**Instructions to follow**
Find every line in the records below that holds the word "auto", and copy it out.

**Material for this task**

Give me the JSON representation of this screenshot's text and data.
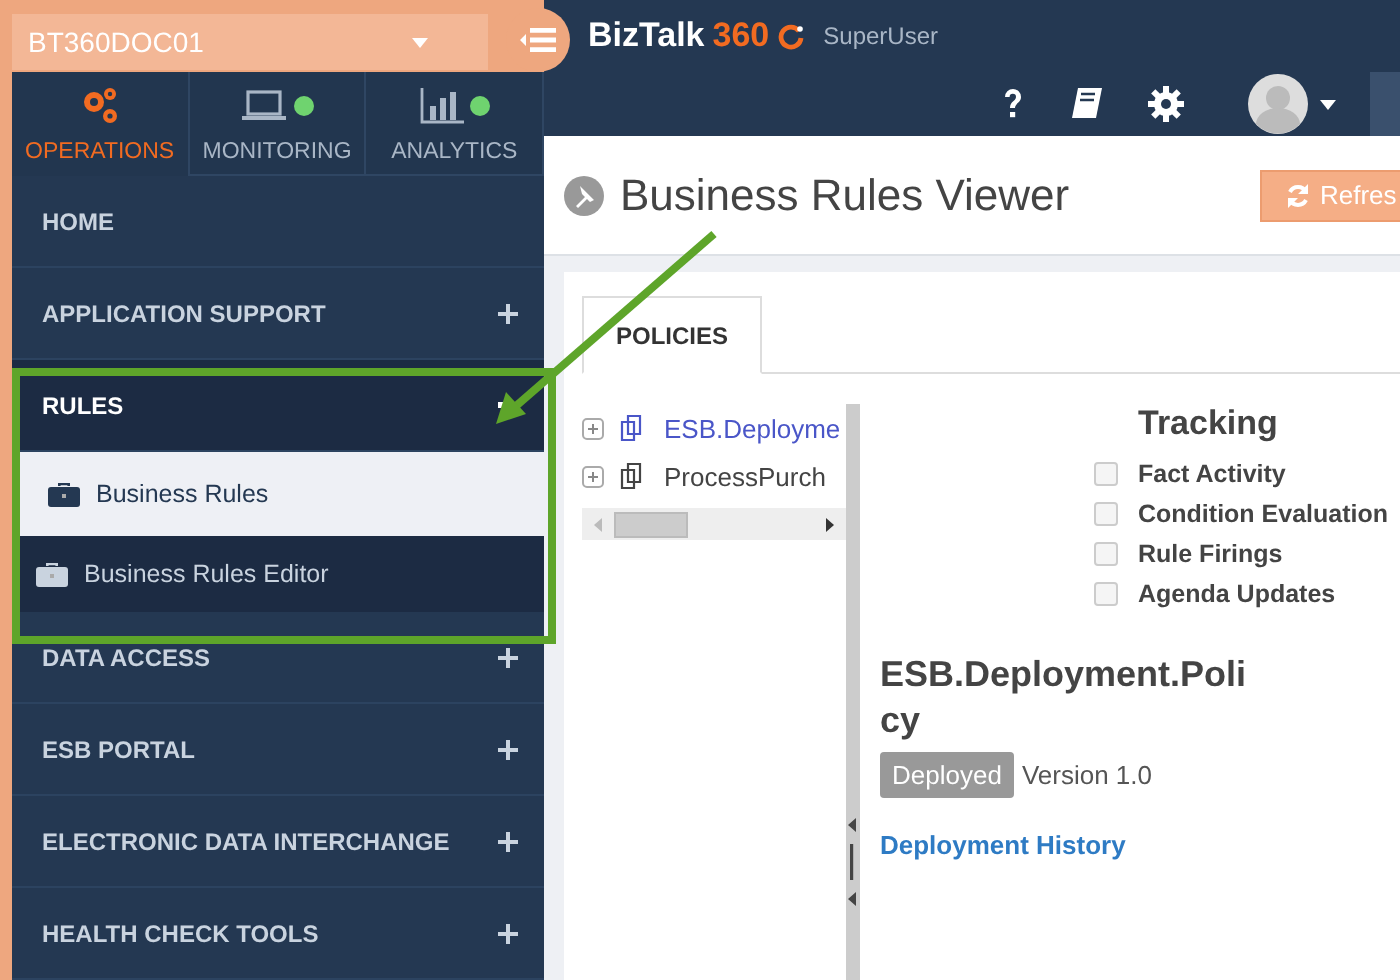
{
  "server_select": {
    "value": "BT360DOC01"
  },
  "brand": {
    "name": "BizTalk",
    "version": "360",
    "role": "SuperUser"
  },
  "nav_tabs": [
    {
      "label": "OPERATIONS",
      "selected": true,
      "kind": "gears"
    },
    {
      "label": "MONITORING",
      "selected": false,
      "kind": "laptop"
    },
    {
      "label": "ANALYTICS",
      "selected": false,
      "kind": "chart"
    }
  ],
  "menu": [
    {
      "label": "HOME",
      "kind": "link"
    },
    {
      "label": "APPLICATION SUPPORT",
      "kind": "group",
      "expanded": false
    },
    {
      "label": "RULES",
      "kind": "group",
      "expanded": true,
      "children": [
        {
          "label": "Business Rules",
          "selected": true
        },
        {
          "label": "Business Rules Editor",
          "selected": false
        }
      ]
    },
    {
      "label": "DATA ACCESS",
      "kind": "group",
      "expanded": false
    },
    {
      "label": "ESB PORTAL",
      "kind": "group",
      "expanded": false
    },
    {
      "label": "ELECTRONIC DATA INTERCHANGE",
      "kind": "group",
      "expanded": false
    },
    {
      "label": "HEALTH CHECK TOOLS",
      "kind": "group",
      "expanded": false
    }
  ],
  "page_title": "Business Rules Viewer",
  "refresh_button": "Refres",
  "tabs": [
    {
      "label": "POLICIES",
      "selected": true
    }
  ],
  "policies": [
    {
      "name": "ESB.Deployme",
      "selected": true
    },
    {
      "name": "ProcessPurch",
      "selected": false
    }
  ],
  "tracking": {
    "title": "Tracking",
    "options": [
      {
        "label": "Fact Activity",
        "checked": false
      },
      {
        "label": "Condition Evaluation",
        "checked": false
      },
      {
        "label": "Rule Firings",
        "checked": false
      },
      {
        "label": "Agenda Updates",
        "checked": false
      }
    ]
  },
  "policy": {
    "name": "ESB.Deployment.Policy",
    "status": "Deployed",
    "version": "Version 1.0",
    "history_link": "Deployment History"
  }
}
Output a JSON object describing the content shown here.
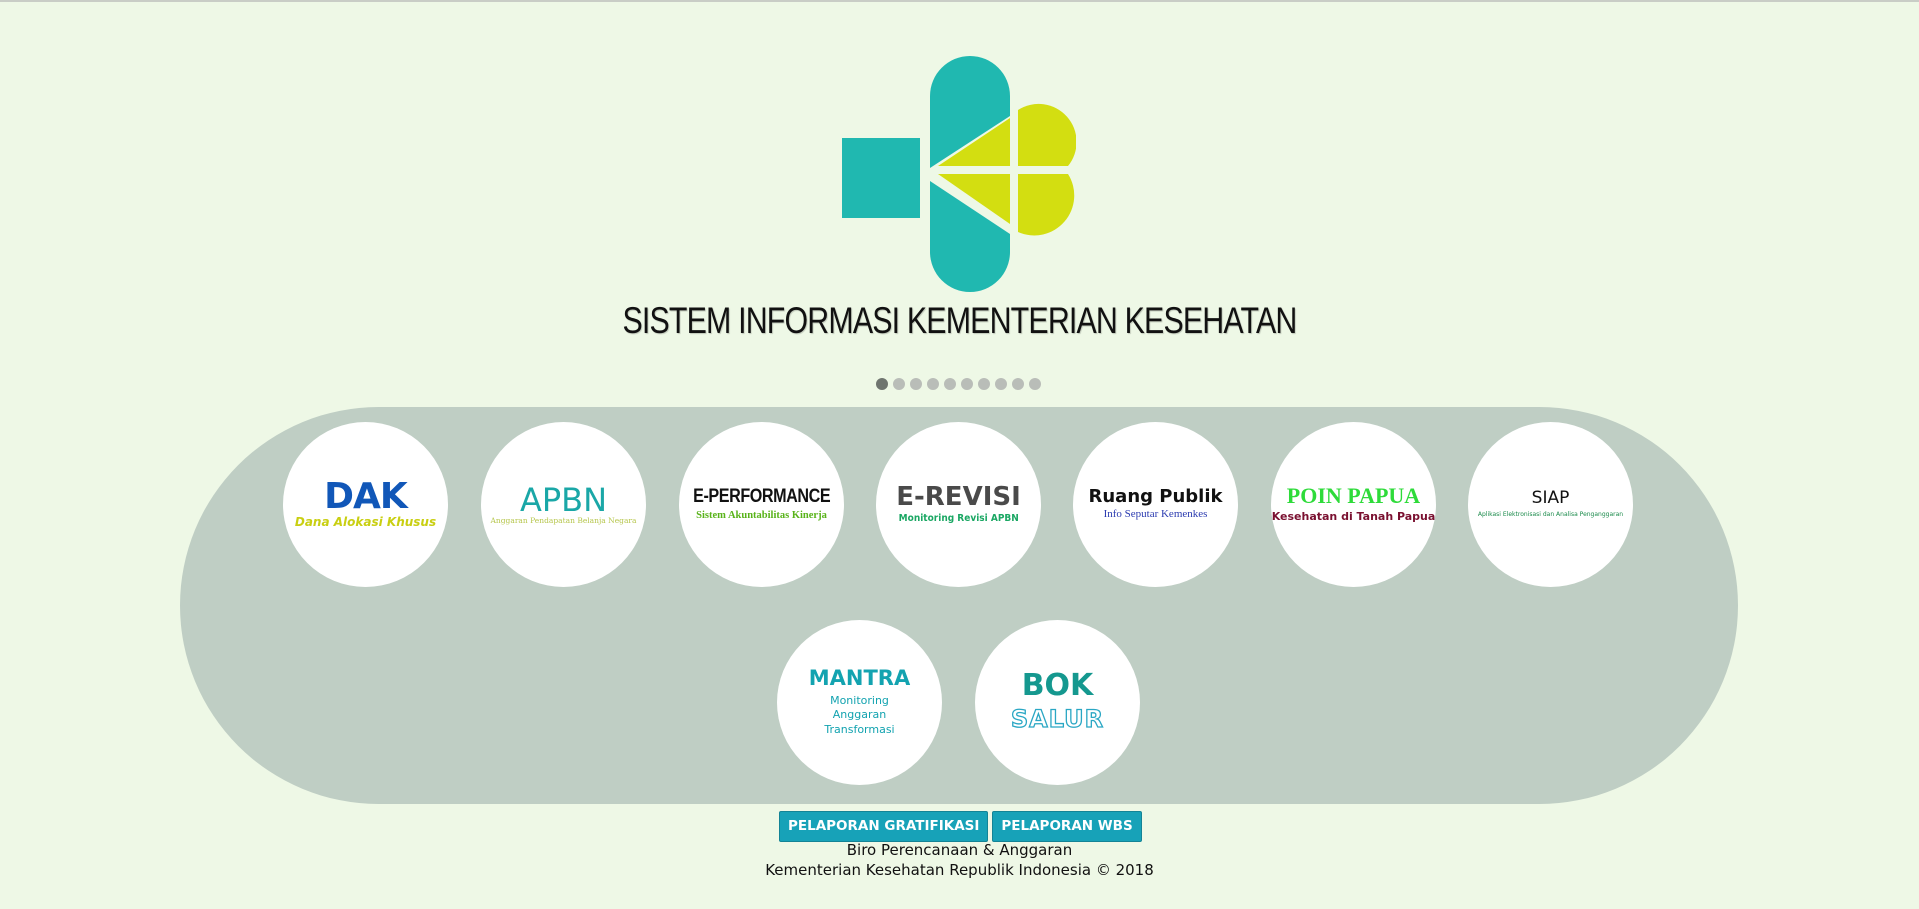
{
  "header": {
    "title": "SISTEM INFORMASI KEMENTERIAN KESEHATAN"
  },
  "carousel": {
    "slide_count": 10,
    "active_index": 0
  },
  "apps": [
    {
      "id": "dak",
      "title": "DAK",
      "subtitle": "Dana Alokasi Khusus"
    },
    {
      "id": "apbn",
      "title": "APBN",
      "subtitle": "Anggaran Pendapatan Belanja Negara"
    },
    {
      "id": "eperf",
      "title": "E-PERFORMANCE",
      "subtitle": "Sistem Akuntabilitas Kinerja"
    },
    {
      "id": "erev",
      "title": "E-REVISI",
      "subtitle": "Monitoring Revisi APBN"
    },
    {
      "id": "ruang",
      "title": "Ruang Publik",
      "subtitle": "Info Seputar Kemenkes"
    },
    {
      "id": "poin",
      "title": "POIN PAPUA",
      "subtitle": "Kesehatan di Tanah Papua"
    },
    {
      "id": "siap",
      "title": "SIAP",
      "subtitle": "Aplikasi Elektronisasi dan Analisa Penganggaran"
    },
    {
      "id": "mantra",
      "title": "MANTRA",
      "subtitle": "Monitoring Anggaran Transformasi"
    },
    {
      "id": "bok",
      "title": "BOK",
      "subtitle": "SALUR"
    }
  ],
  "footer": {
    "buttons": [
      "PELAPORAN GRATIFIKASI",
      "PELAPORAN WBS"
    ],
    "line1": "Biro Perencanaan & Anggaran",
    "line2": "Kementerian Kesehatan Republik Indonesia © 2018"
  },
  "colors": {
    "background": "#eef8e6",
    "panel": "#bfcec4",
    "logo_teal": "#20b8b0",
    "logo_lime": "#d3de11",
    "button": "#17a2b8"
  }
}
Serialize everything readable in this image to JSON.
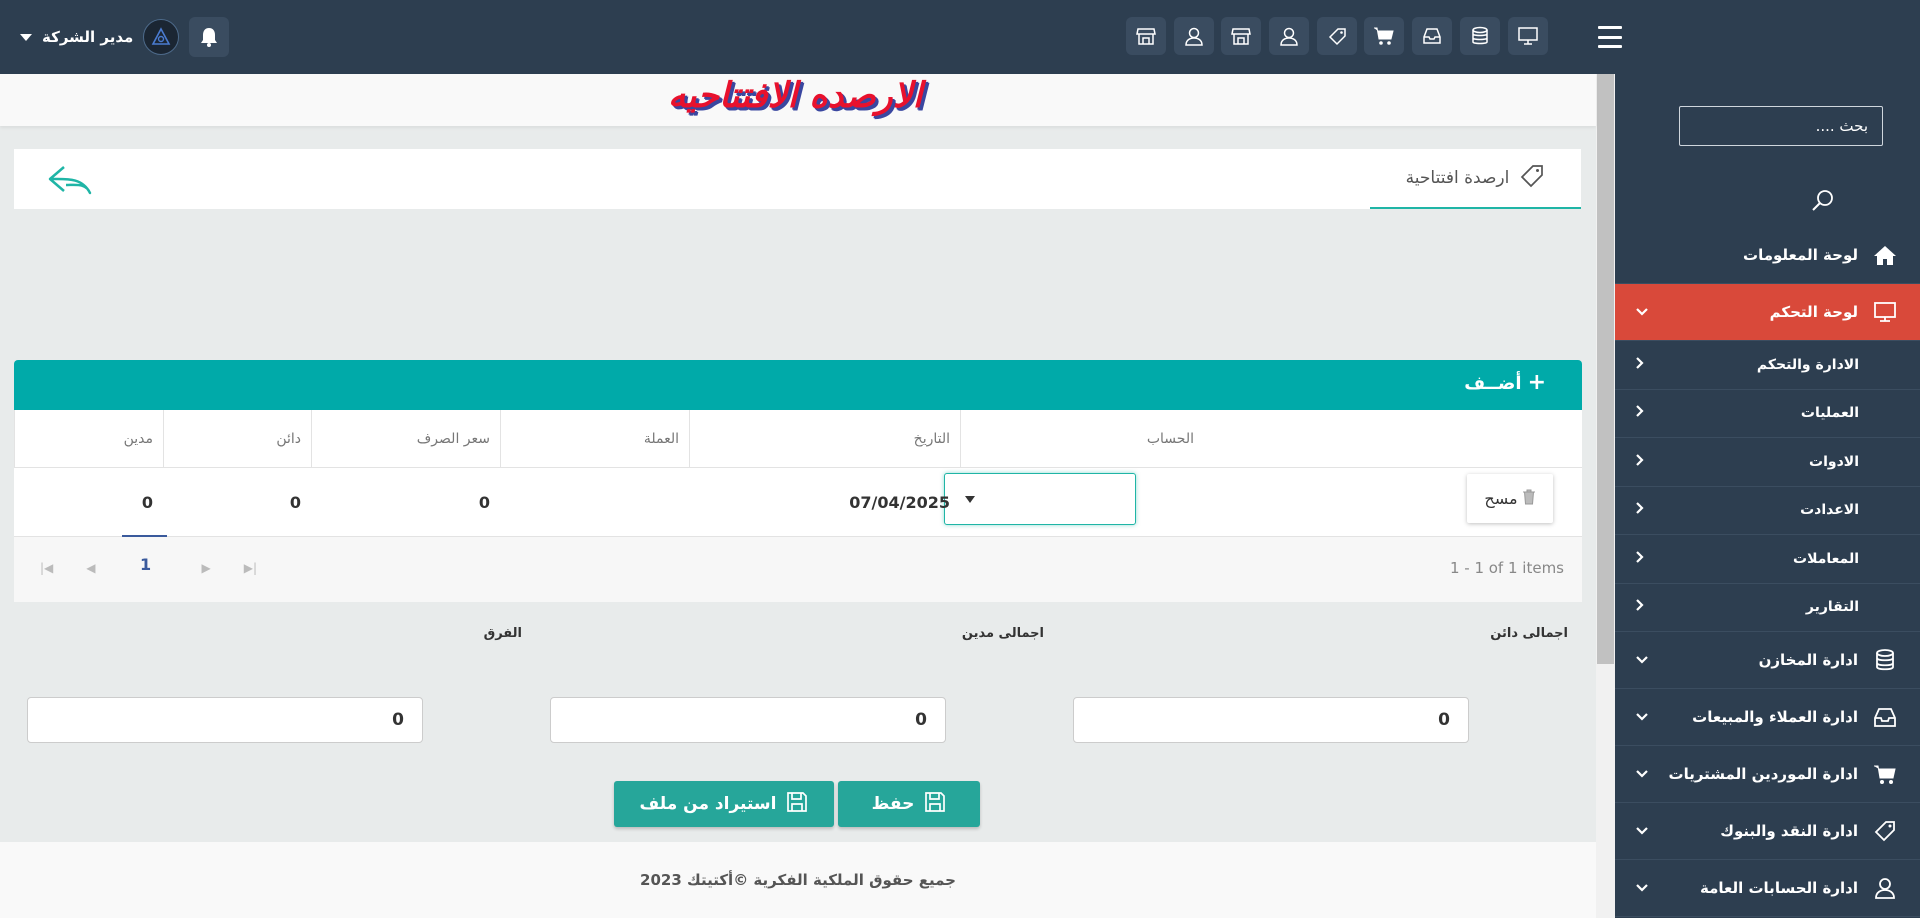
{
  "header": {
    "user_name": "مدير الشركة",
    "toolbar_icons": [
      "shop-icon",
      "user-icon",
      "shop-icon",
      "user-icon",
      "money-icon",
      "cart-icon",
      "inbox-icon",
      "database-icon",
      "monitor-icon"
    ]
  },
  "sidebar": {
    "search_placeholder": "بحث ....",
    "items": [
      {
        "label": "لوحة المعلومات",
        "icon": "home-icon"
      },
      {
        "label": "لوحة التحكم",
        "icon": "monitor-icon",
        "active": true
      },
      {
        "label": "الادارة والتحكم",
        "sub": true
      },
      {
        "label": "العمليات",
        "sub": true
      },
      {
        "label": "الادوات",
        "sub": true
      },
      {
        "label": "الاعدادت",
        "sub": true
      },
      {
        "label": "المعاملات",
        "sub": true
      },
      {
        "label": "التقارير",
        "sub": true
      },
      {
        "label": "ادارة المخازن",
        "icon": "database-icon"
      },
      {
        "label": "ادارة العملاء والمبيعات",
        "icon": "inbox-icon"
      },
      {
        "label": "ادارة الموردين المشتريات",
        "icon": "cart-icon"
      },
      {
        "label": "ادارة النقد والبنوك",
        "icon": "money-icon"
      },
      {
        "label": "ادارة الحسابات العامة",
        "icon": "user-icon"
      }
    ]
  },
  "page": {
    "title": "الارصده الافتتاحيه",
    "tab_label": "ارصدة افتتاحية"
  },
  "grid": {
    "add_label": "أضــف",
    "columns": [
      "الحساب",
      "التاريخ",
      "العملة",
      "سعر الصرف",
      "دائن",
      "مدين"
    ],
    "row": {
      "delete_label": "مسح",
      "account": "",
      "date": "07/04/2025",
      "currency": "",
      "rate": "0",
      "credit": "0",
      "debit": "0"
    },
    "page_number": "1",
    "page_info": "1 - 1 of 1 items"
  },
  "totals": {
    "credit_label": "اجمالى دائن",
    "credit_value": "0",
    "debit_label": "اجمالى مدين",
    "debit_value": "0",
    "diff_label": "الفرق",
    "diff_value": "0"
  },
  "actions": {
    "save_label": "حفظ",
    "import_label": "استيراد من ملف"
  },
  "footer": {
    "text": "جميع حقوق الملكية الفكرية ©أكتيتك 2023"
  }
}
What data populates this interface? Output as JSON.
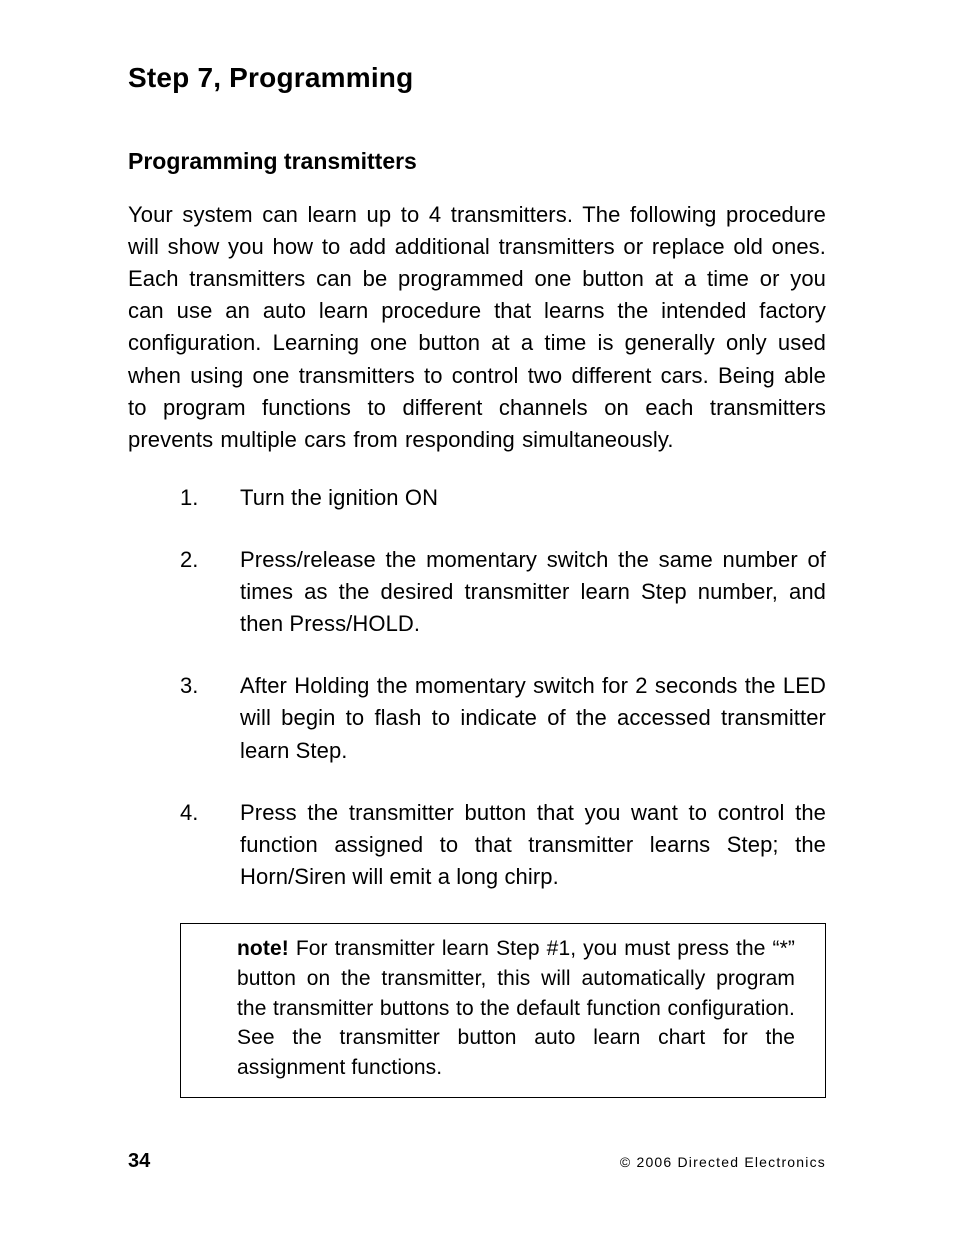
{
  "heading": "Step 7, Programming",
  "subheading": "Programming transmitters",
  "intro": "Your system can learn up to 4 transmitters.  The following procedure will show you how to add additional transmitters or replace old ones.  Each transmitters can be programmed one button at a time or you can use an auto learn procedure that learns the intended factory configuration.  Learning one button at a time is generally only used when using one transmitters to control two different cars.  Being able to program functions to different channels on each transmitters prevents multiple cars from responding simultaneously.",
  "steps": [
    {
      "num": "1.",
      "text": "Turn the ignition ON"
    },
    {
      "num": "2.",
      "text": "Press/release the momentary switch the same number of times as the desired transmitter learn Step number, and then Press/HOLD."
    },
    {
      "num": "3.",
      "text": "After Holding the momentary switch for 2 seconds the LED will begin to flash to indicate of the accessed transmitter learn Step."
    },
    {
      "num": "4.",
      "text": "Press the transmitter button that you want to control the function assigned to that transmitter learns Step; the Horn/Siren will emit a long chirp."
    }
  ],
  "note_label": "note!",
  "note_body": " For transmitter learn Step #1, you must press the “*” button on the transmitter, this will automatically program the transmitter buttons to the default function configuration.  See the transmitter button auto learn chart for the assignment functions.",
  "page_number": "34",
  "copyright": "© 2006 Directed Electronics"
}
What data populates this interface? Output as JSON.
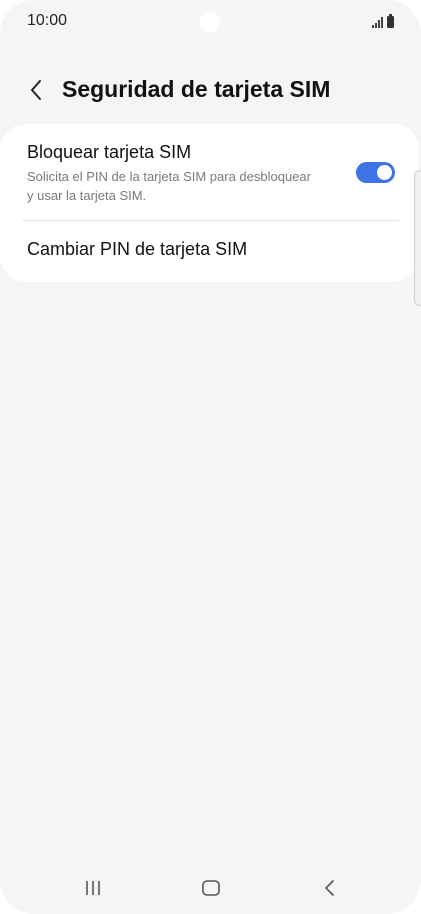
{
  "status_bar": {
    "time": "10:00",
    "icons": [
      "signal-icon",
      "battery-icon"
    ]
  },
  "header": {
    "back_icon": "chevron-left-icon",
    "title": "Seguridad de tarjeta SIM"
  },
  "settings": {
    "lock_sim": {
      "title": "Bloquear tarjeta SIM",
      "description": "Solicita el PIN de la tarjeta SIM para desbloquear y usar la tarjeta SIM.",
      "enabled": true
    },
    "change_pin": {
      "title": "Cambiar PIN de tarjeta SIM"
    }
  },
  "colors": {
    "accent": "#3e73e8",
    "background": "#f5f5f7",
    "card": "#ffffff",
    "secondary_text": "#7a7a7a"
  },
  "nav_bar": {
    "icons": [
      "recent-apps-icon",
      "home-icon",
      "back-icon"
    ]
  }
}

**Exercise response**
  "intro": "Your system can learn up to 4 transmitters.  The following procedure will show you how to add additional transmitters or replace old ones.  Each transmitters can be programmed one button at a time or you can use an auto learn procedure that learns the intended factory configuration.  Learning one button at a time is generally only used when using one transmitters to control two different cars.  Being able to program functions to different channels on each transmitters prevents multiple cars from responding simultaneously.",
  "note_body": " For transmitter learn Step #1, you must press the “*” button on the transmitter, this will automatically program the transmitter buttons to the default function configuration.  See the transmitter button auto learn chart for the assignment functions.",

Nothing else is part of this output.